▶ _What the task requires_:
List each line holding the string "фонда".

▶ _Records contained in a dataset_:
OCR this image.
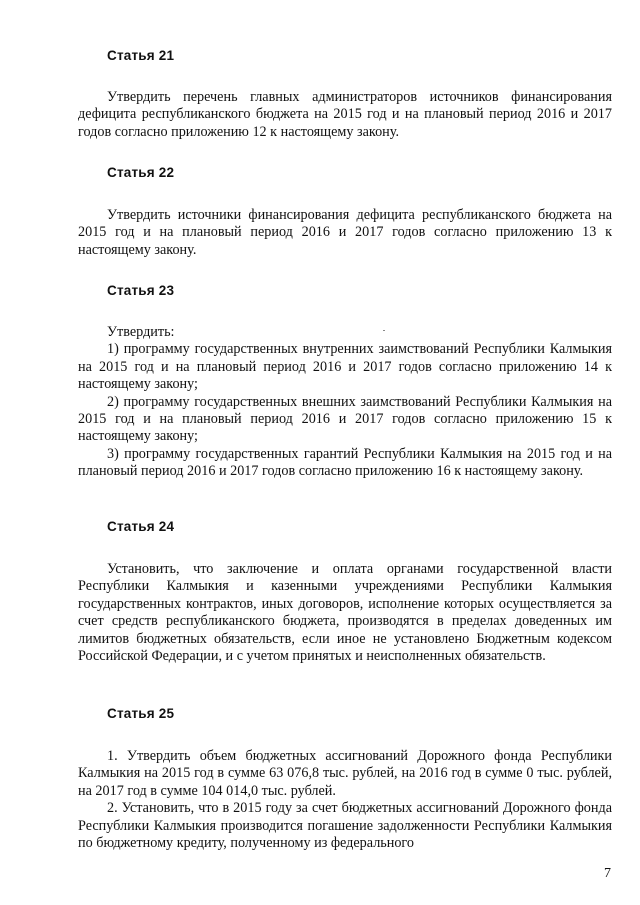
Статья 21

Утвердить перечень главных администраторов источников финансирования дефицита республиканского бюджета на 2015 год и на плановый период 2016 и 2017 годов согласно приложению 12 к настоящему закону.

Статья 22

Утвердить источники финансирования дефицита республиканского бюджета на 2015 год и на плановый период 2016 и 2017 годов согласно приложению 13 к настоящему закону.

Статья 23

Утвердить:

1) программу государственных внутренних заимствований Республики Калмыкия на 2015 год и на плановый период 2016 и 2017 годов согласно приложению 14 к настоящему закону;

2) программу государственных внешних заимствований Республики Калмыкия на 2015 год и на плановый период 2016 и 2017 годов согласно приложению 15 к настоящему закону;

3) программу государственных гарантий Республики Калмыкия на 2015 год и на плановый период 2016 и 2017 годов согласно приложению 16 к настоящему закону.

Статья 24

Установить, что заключение и оплата органами государственной власти Республики Калмыкия и казенными учреждениями Республики Калмыкия государственных контрактов, иных договоров, исполнение которых осуществляется за счет средств республиканского бюджета, производятся в пределах доведенных им лимитов бюджетных обязательств, если иное не установлено Бюджетным кодексом Российской Федерации, и с учетом принятых и неисполненных обязательств.

Статья 25

1. Утвердить объем бюджетных ассигнований Дорожного фонда Республики Калмыкия на 2015 год в сумме 63 076,8 тыс. рублей, на 2016 год в сумме 0 тыс. рублей, на 2017 год в сумме 104 014,0 тыс. рублей.

2. Установить, что в 2015 году за счет бюджетных ассигнований Дорожного фонда Республики Калмыкия производится погашение задолженности Республики Калмыкия по бюджетному кредиту, полученному из федерального

7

▶ _Output below_:
1. Утвердить объем бюджетных ассигнований Дорожного фонда Республики Калмыкия на 2015 год в сумме 63 076,8 тыс. рублей, на 2016 год в сумме 0 тыс. рублей, на 2017 год в сумме 104 014,0 тыс. рублей.
2. Установить, что в 2015 году за счет бюджетных ассигнований Дорожного фонда Республики Калмыкия производится погашение задолженности Республики Калмыкия по бюджетному кредиту, полученному из федерального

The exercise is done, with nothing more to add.